What is being asked
Copy the lines holding the word "danger", all of them.
-------- Records for processing --------
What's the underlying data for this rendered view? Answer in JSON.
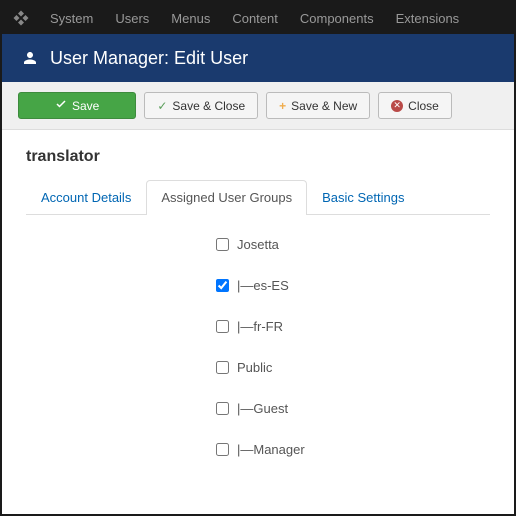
{
  "topbar": {
    "items": [
      "System",
      "Users",
      "Menus",
      "Content",
      "Components",
      "Extensions"
    ]
  },
  "header": {
    "title": "User Manager: Edit User"
  },
  "toolbar": {
    "save": "Save",
    "save_close": "Save & Close",
    "save_new": "Save & New",
    "close": "Close"
  },
  "page_title": "translator",
  "tabs": [
    {
      "label": "Account Details",
      "active": false
    },
    {
      "label": "Assigned User Groups",
      "active": true
    },
    {
      "label": "Basic Settings",
      "active": false
    }
  ],
  "groups": [
    {
      "label": "Josetta",
      "checked": false
    },
    {
      "label": "|—es-ES",
      "checked": true
    },
    {
      "label": "|—fr-FR",
      "checked": false
    },
    {
      "label": "Public",
      "checked": false
    },
    {
      "label": "|—Guest",
      "checked": false
    },
    {
      "label": "|—Manager",
      "checked": false
    }
  ]
}
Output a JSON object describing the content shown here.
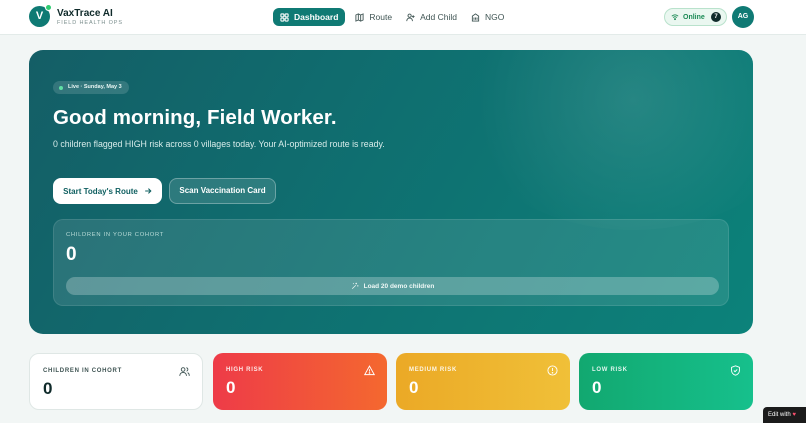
{
  "brand": {
    "logo_letter": "V",
    "name": "VaxTrace AI",
    "subtitle": "FIELD HEALTH OPS"
  },
  "nav": {
    "items": [
      {
        "label": "Dashboard",
        "icon": "grid-icon",
        "active": true
      },
      {
        "label": "Route",
        "icon": "map-icon",
        "active": false
      },
      {
        "label": "Add Child",
        "icon": "user-plus-icon",
        "active": false
      },
      {
        "label": "NGO",
        "icon": "building-icon",
        "active": false
      }
    ]
  },
  "status": {
    "online_label": "Online",
    "online_count": "7",
    "icon": "wifi-icon"
  },
  "user": {
    "initials": "AG"
  },
  "hero": {
    "live_badge": "Live · Sunday, May 3",
    "greeting": "Good morning, Field Worker.",
    "summary": "0 children flagged HIGH risk across 0 villages today. Your AI-optimized route is ready.",
    "primary_button": "Start Today's Route",
    "secondary_button": "Scan Vaccination Card",
    "cohort": {
      "label": "CHILDREN IN YOUR COHORT",
      "value": "0",
      "load_button": "Load 20 demo children"
    }
  },
  "stats": [
    {
      "label": "CHILDREN IN COHORT",
      "value": "0",
      "icon": "users-icon"
    },
    {
      "label": "HIGH RISK",
      "value": "0",
      "icon": "alert-triangle-icon"
    },
    {
      "label": "MEDIUM RISK",
      "value": "0",
      "icon": "alert-circle-icon"
    },
    {
      "label": "LOW RISK",
      "value": "0",
      "icon": "shield-check-icon"
    }
  ],
  "edit_badge": "Edit with",
  "colors": {
    "brand_teal": "#0f7a74",
    "high_risk": "#ee3b48",
    "medium_risk": "#eba926",
    "low_risk": "#12a870",
    "online_green": "#1c8a55"
  }
}
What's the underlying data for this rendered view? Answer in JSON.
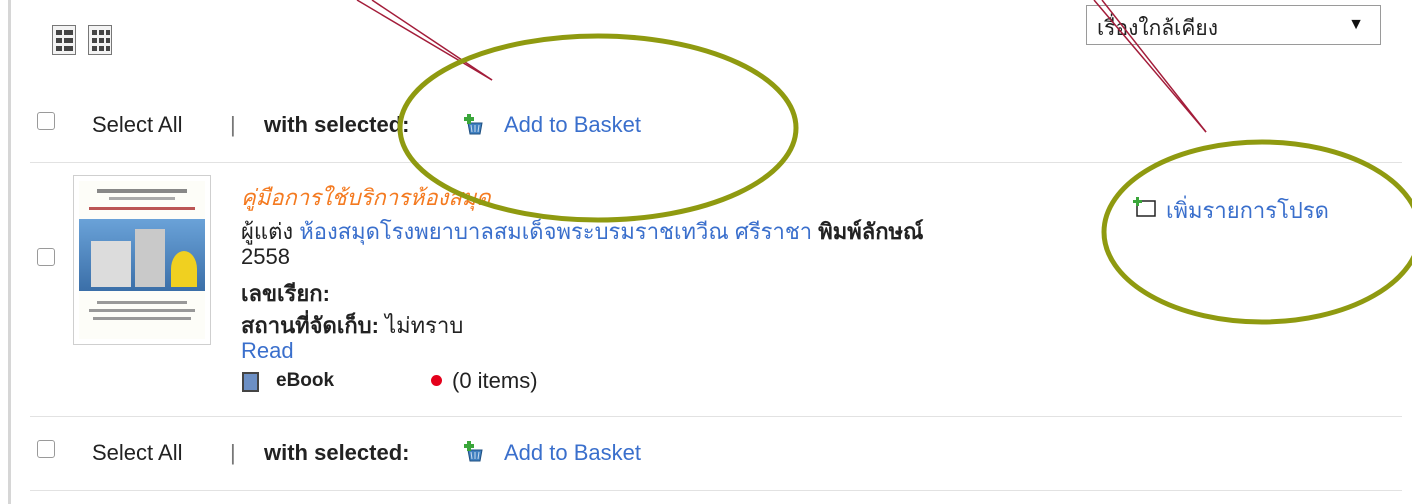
{
  "toolbar": {
    "sort_selected": "เรื่องใกล้เคียง",
    "sort_arrow": "▼"
  },
  "bulk_top": {
    "select_all": "Select All",
    "divider": "|",
    "with_selected": "with selected:",
    "add_to_basket": "Add to Basket"
  },
  "bulk_bottom": {
    "select_all": "Select All",
    "divider": "|",
    "with_selected": "with selected:",
    "add_to_basket": "Add to Basket"
  },
  "result": {
    "title": "คู่มือการใช้บริการห้องสมุด",
    "author_label": "ผู้แต่ง",
    "author": "ห้องสมุดโรงพยาบาลสมเด็จพระบรมราชเทวีณ ศรีราชา",
    "published_label": "พิมพ์ลักษณ์",
    "year": "2558",
    "call_number_label": "เลขเรียก:",
    "location_label": "สถานที่จัดเก็บ:",
    "location_value": "ไม่ทราบ",
    "read_link": "Read",
    "format": "eBook",
    "items_count": "(0 items)",
    "add_to_favorites": "เพิ่มรายการโปรด"
  },
  "colors": {
    "title": "#f47a20",
    "link": "#3a6fcc",
    "annotation": "#8f9a10",
    "arrow": "#a31d3a",
    "availability": "#e4001b"
  }
}
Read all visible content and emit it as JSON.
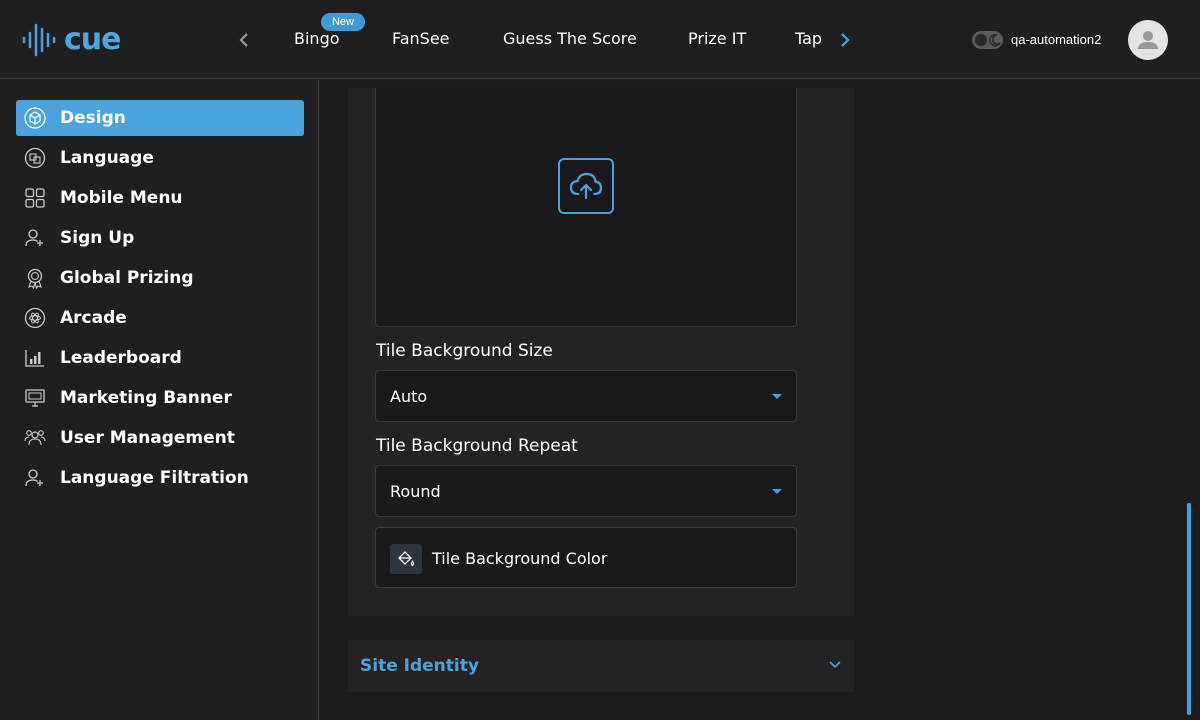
{
  "brand": {
    "logo_text": "cue",
    "accent_color": "#4aa3dc"
  },
  "header": {
    "tabs": [
      {
        "label": "Bingo"
      },
      {
        "label": "FanSee"
      },
      {
        "label": "Guess The Score"
      },
      {
        "label": "Prize IT"
      },
      {
        "label": "Tap"
      }
    ],
    "new_badge": "New",
    "user_name": "qa-automation2",
    "icons": {
      "prev": "chevron-left-icon",
      "next": "chevron-right-icon",
      "theme": "moon-icon",
      "avatar": "user-avatar-icon"
    }
  },
  "sidebar": {
    "items": [
      {
        "label": "Design",
        "icon": "cube-icon",
        "active": true
      },
      {
        "label": "Language",
        "icon": "translate-icon"
      },
      {
        "label": "Mobile Menu",
        "icon": "grid-icon"
      },
      {
        "label": "Sign Up",
        "icon": "user-plus-icon"
      },
      {
        "label": "Global Prizing",
        "icon": "award-icon"
      },
      {
        "label": "Arcade",
        "icon": "atom-icon"
      },
      {
        "label": "Leaderboard",
        "icon": "chart-icon"
      },
      {
        "label": "Marketing Banner",
        "icon": "monitor-icon"
      },
      {
        "label": "User Management",
        "icon": "users-icon"
      },
      {
        "label": "Language Filtration",
        "icon": "user-plus-icon"
      }
    ]
  },
  "main": {
    "upload_icon": "cloud-upload-icon",
    "bg_size": {
      "label": "Tile Background Size",
      "value": "Auto"
    },
    "bg_repeat": {
      "label": "Tile Background Repeat",
      "value": "Round"
    },
    "bg_color": {
      "label": "Tile Background Color",
      "icon": "paint-bucket-icon"
    },
    "site_identity": {
      "title": "Site Identity",
      "icon": "chevron-down-icon"
    }
  }
}
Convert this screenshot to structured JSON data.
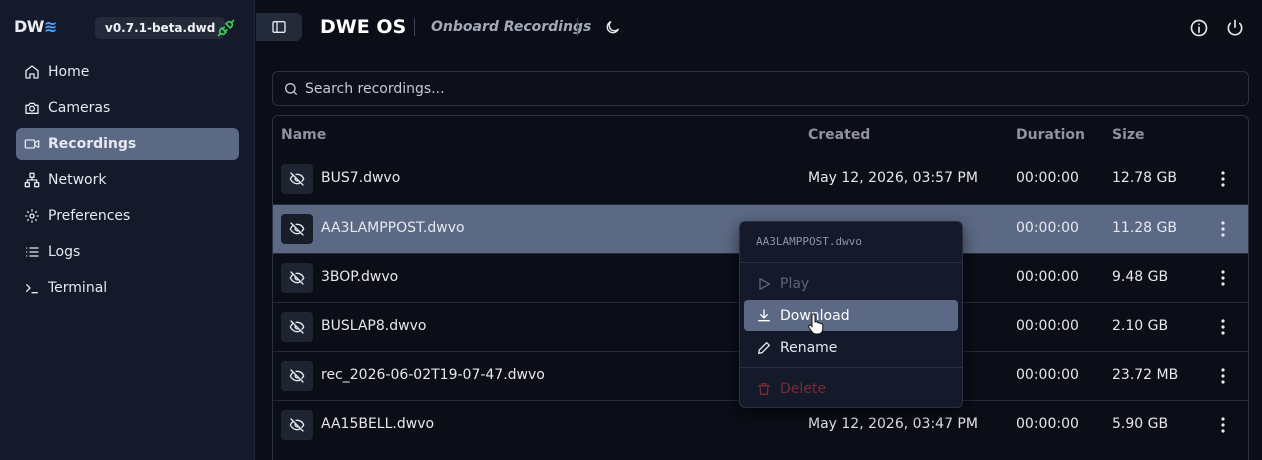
{
  "sidebar": {
    "logo_text": "DW",
    "logo_wave": "≋",
    "version": "v0.7.1-beta.dwd",
    "connection_icon": "plug-connected-icon",
    "items": [
      {
        "label": "Home",
        "icon": "home-icon",
        "active": false
      },
      {
        "label": "Cameras",
        "icon": "camera-icon",
        "active": false
      },
      {
        "label": "Recordings",
        "icon": "video-icon",
        "active": true
      },
      {
        "label": "Network",
        "icon": "network-icon",
        "active": false
      },
      {
        "label": "Preferences",
        "icon": "gear-icon",
        "active": false
      },
      {
        "label": "Logs",
        "icon": "list-icon",
        "active": false
      },
      {
        "label": "Terminal",
        "icon": "terminal-icon",
        "active": false
      }
    ]
  },
  "header": {
    "app_title": "DWE OS",
    "page_title": "Onboard Recordings",
    "theme_icon": "moon-icon",
    "info_icon": "info-icon",
    "power_icon": "power-icon"
  },
  "search": {
    "placeholder": "Search recordings...",
    "value": ""
  },
  "table": {
    "columns": [
      "Name",
      "Created",
      "Duration",
      "Size"
    ],
    "rows": [
      {
        "name": "BUS7.dwvo",
        "created": "May 12, 2026, 03:57 PM",
        "duration": "00:00:00",
        "size": "12.78 GB",
        "selected": false
      },
      {
        "name": "AA3LAMPPOST.dwvo",
        "created": "",
        "duration": "00:00:00",
        "size": "11.28 GB",
        "selected": true
      },
      {
        "name": "3BOP.dwvo",
        "created": "",
        "duration": "00:00:00",
        "size": "9.48 GB",
        "selected": false
      },
      {
        "name": "BUSLAP8.dwvo",
        "created": "",
        "duration": "00:00:00",
        "size": "2.10 GB",
        "selected": false
      },
      {
        "name": "rec_2026-06-02T19-07-47.dwvo",
        "created": "",
        "duration": "00:00:00",
        "size": "23.72 MB",
        "selected": false
      },
      {
        "name": "AA15BELL.dwvo",
        "created": "May 12, 2026, 03:47 PM",
        "duration": "00:00:00",
        "size": "5.90 GB",
        "selected": false
      }
    ]
  },
  "context_menu": {
    "title": "AA3LAMPPOST.dwvo",
    "items": [
      {
        "label": "Play",
        "icon": "play-icon",
        "state": "disabled"
      },
      {
        "label": "Download",
        "icon": "download-icon",
        "state": "hover"
      },
      {
        "label": "Rename",
        "icon": "pencil-icon",
        "state": "normal"
      },
      {
        "label": "Delete",
        "icon": "trash-icon",
        "state": "disabled-danger"
      }
    ]
  },
  "colors": {
    "background": "#0b0d17",
    "sidebar": "#141a2a",
    "accent": "#5c6984",
    "logo_wave": "#4ea3ff",
    "connected": "#3fcf5a",
    "danger": "#7b2a35"
  }
}
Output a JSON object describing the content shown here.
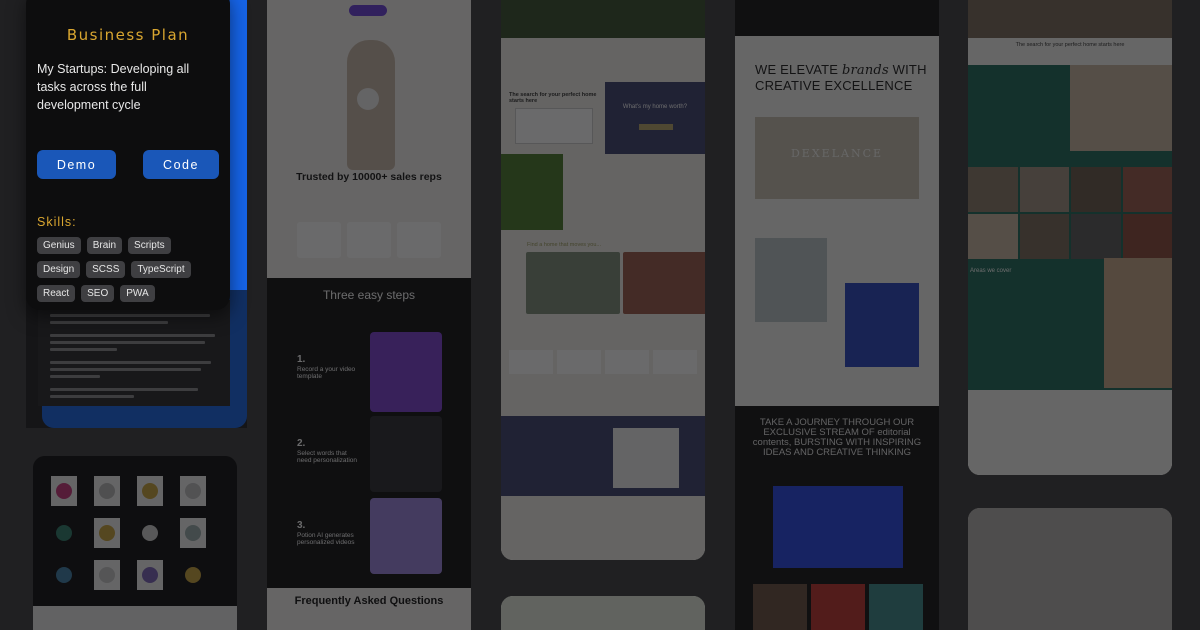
--------
Task output
        "state": "disabled-danger"
    "danger": "#7b2a35"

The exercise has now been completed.